DATA FOR THIS TASK =
********************

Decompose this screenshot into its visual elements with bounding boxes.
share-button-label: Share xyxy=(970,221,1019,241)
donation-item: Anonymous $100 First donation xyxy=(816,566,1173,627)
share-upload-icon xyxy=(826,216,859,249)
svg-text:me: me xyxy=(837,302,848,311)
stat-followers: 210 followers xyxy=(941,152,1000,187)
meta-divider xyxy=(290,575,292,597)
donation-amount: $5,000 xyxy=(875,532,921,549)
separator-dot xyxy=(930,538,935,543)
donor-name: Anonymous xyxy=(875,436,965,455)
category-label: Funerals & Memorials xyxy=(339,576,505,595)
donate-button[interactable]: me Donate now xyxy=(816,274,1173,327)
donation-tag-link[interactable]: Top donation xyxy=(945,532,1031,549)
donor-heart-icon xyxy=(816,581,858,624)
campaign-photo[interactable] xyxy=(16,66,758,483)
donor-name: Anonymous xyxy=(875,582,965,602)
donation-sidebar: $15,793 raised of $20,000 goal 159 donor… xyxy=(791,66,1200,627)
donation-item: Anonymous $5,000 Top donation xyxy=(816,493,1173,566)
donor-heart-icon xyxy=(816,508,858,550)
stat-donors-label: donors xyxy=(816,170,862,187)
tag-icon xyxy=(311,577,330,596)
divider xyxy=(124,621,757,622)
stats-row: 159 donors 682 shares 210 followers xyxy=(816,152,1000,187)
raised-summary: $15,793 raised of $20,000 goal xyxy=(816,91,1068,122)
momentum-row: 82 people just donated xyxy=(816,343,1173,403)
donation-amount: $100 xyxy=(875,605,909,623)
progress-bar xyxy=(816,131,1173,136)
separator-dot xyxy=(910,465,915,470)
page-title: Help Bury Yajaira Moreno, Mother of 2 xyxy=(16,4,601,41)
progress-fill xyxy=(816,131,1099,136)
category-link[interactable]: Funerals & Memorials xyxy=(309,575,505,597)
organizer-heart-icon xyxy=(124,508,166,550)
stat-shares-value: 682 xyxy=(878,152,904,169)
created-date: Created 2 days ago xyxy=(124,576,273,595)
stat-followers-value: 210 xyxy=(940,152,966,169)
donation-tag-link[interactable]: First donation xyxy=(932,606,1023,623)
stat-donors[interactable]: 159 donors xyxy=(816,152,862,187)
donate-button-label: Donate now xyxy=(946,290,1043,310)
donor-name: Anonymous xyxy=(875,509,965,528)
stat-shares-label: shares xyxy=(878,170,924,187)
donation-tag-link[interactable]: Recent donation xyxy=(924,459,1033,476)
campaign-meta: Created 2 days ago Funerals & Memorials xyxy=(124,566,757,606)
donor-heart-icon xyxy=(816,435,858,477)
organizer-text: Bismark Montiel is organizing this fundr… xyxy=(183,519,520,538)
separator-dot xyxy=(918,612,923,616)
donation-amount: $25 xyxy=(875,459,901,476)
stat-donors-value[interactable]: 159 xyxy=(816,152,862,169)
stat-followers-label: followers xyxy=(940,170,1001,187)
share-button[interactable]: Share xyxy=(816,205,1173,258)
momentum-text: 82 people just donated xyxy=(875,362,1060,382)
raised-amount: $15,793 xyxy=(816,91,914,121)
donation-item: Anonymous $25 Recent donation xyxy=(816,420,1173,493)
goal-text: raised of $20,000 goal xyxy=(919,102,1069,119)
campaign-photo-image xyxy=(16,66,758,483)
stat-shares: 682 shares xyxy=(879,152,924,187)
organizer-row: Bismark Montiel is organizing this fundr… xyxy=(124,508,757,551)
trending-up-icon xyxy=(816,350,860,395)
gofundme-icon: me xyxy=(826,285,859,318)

********************

PROMPT = Reproduce the material word for word, starting with its first line and ending with the line that contains "donor-heart-icon xyxy=(816,581,858,624)". Include both of those lines and nothing after them.

ANSWER TO THIS TASK =
Decompose this screenshot into its visual elements with bounding boxes.
share-button-label: Share xyxy=(970,221,1019,241)
donation-item: Anonymous $100 First donation xyxy=(816,566,1173,627)
share-upload-icon xyxy=(826,216,859,249)
svg-text:me: me xyxy=(837,302,848,311)
stat-followers: 210 followers xyxy=(941,152,1000,187)
meta-divider xyxy=(290,575,292,597)
donation-amount: $5,000 xyxy=(875,532,921,549)
separator-dot xyxy=(930,538,935,543)
donor-name: Anonymous xyxy=(875,436,965,455)
category-label: Funerals & Memorials xyxy=(339,576,505,595)
donate-button[interactable]: me Donate now xyxy=(816,274,1173,327)
donation-tag-link[interactable]: Top donation xyxy=(945,532,1031,549)
donor-heart-icon xyxy=(816,581,858,624)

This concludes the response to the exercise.